- [Complete the following]
(1) Please give the forum thread about the dog killed in Sheffield again, between "Residents held vigils" and "matched the crime..", inclusive, and switch "killers" to "attackers".
(2) In the forum thread about the dog killed in Sheffield, what reason does dorrit give for saying it is time the sentence matched the crime? Answer in one to three sentences.

- [Quoted passage]
# Sheffield ; Staff beaten and set alight



## dorrit (Sep 13, 2011)

No gruesome pictures just an appeal to find the monsters who murdered this dog..

Dog burnt to death in Sheffield | Local | News - Peak FM


----------



## jaycee05 (Sep 24, 2012)

This is so upsetting, how can anyone do such a terrible thing to a poor defenceless animal, i cant bear to think about how the poor thing suffered
I hope they catch whoever did this, but it is happening more and more
I dont have a dog at the moment ,but i have in the past, 
I dont think dogs should be left wandering the streets,just because their owners cant be bothered to walk them
Of course that might not be the case here,but the punishment should fit the crime,and it never does
The dog could have been used for fighting,as a lot of staffies seem to be
My heart bleeds for thios little dog,and how it must have suffered,and yes ,whether human or animal its still murder


----------



## sharloid (Apr 15, 2012)

I saw this earlier today. It's only a few streets away from me


----------



## jaycee05 (Sep 24, 2012)

This has just been on the news, the poor dog had its back legs broken and beaten until it lost a lot of blood,[shown,] i am in tears ,
The police say they are determined to find who did this,
Whoever did it i hope Karma hits them hard, in the worst way possible,
I want them to suffer as much as that poor dog


----------



## we love bsh's (Mar 28, 2011)

One of the worst things i have read im sat here feeling so numb with the thought of what this poor dog went through in its final hours seriously i wish i knew whos done this


----------



## pogo (Jul 25, 2011)

saw it earlier it's only just down the road from me


----------



## we love bsh's (Mar 28, 2011)

pogo said:


> saw it earlier it's only just down the road from me


Its something you think only happens in other places seems un real when you know the area.shocking and so so sad.


----------



## Kitty_pig (Apr 9, 2011)

:frown5: no words I am just so devastated :frown5:

Sleep tight beautiful pooch x


----------



## dorrit (Sep 13, 2011)

Two years ago this was my mums estate in a similar situation..

Vigil held for dog burnt alive (From Wandsworth Guardian)

Residents held vigils and set up a FB page with a reward but they never found the killers ..
The original owner was traced but said they had sold the dog on to an unknown man...
( preloved or gumtree ad)
I cried with shock when I saw it in the paper and it still haunts me..

Monsters who can do this should not be out on the streets , trouble is because they have murdered a dog they will get a slap on the wrist even if they are caught. 
Time the sentence matched the crime..


----------



## we love bsh's (Mar 28, 2011)

dorrit said:


> Two years ago this was my mums estate in a similar situation..
> 
> Vigil held for dog burnt alive (From Wandsworth Guardian)
> 
> ...


OMFG im never going to get that image out my head poor poor poor dog i swear KARMA IN THE WORST FORM!!!!


----------



## Malmum (Aug 1, 2010)

How can humans be so cruel? Someone must know who did this, I hope they have to courage to tell. Shamfeul shameful people - so very sad, poor dog! 

Run free now baby, peace for you at last. xx


----------



## kaz_f (Mar 8, 2009)

- [Recorded information]
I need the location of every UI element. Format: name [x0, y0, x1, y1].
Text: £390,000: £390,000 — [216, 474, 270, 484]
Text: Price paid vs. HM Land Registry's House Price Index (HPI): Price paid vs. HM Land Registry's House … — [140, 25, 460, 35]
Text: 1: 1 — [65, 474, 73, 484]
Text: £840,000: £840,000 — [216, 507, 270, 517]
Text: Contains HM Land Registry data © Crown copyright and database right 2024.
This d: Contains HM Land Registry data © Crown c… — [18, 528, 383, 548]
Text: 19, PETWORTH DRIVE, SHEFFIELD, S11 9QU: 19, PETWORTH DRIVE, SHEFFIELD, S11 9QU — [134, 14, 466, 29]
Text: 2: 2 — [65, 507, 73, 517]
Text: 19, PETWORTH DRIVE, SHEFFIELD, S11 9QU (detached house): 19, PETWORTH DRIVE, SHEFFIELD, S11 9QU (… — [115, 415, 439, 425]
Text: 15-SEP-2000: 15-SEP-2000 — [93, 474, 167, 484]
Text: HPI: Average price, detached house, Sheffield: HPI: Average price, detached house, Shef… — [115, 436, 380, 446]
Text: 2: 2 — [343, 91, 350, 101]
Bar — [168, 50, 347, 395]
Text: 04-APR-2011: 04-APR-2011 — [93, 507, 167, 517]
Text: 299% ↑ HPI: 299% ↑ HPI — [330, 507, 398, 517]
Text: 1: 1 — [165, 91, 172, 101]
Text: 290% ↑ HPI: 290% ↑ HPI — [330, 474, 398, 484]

...

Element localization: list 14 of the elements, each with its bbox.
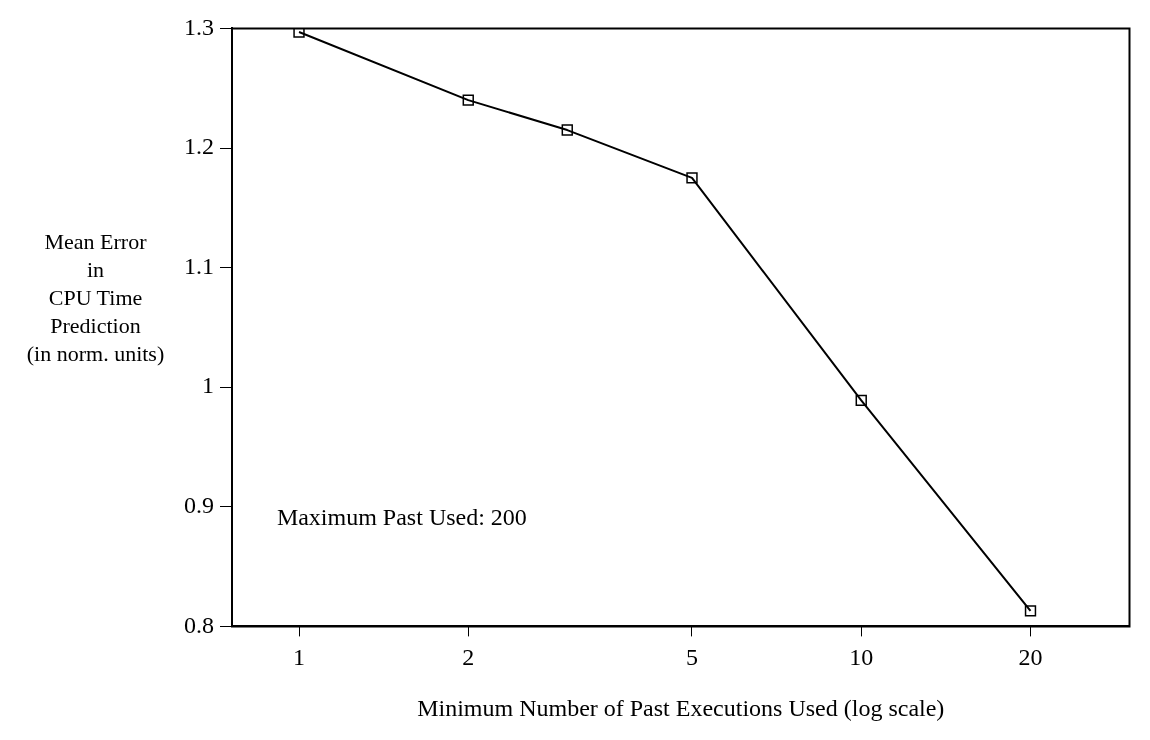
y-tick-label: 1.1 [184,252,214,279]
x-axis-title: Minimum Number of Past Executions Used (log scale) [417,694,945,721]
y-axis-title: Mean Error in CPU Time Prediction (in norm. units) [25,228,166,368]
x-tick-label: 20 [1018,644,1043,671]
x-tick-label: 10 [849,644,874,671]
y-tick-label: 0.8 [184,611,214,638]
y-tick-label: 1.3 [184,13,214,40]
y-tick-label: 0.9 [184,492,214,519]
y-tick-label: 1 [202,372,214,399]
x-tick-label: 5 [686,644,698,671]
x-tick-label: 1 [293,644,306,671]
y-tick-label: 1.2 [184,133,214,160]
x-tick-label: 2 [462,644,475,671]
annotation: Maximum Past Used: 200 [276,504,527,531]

- [Task responses]
(1)
Residents held vigils and set up a FB page with a reward but they never found the attackers ..
The original owner was traced but said they had sold the dog on to an unknown man...
( preloved or gumtree ad)
I cried with shock when I saw it in the paper and it still haunts me..

Monsters who can do this should not be out on the streets , trouble is because they have murdered a dog they will get a slap on the wrist even if they are caught. 
Time the sentence matched the crime..

(2) dorrit says that people who murder a dog will get only a slap on the wrist, even if they are caught. dorrit believes such people should not be out on the streets.